The request.
Copy only what runs from the line containing "Read out every word on this page." through the end of the material below, line for line, with both ends included.

Source material.
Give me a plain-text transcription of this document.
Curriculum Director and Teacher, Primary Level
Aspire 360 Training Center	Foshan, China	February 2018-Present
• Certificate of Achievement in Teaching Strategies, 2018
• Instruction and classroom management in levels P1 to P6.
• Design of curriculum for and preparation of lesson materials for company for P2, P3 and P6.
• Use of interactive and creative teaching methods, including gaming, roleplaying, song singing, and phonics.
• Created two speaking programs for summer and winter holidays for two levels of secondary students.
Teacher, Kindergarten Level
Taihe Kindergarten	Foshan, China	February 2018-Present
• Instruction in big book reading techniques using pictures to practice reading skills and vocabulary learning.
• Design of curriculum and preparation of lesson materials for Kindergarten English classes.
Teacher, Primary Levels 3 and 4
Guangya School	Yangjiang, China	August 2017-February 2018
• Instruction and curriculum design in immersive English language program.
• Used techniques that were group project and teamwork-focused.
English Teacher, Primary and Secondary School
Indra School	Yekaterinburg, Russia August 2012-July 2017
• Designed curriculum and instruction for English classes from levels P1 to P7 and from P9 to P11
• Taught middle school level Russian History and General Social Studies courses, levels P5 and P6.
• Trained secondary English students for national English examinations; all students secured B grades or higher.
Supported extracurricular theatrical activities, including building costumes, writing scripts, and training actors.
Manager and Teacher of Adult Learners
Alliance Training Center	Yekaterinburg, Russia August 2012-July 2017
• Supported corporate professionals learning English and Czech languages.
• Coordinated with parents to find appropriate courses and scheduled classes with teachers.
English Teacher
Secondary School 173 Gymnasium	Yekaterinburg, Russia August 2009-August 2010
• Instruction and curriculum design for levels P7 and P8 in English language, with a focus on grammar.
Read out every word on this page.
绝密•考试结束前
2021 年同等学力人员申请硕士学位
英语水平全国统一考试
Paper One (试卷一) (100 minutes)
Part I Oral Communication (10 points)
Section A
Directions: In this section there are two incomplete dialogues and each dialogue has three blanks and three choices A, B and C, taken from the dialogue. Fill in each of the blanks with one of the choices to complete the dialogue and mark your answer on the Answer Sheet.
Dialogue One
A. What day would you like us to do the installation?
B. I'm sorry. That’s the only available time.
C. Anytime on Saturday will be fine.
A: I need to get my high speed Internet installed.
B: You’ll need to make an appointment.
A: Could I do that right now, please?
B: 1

Output.
Read out every word on this page.
绝密•考试结束前
2021 年同等学力人员申请硕士学位
英语水平全国统一考试
Paper One (试卷一) (100 minutes)
Part I Oral Communication (10 points)
Section A
Directions: In this section there are two incomplete dialogues and each dialogue has three blanks and three choices A, B and C, taken from the dialogue. Fill in each of the blanks with one of the choices to complete the dialogue and mark your answer on the Answer Sheet.
Dialogue One
A. What day would you like us to do the installation?
B. I'm sorry. That’s the only available time.
C. Anytime on Saturday will be fine.
A: I need to get my high speed Internet installed.
B: You’ll need to make an appointment.
A: Could I do that right now, please?
B: 1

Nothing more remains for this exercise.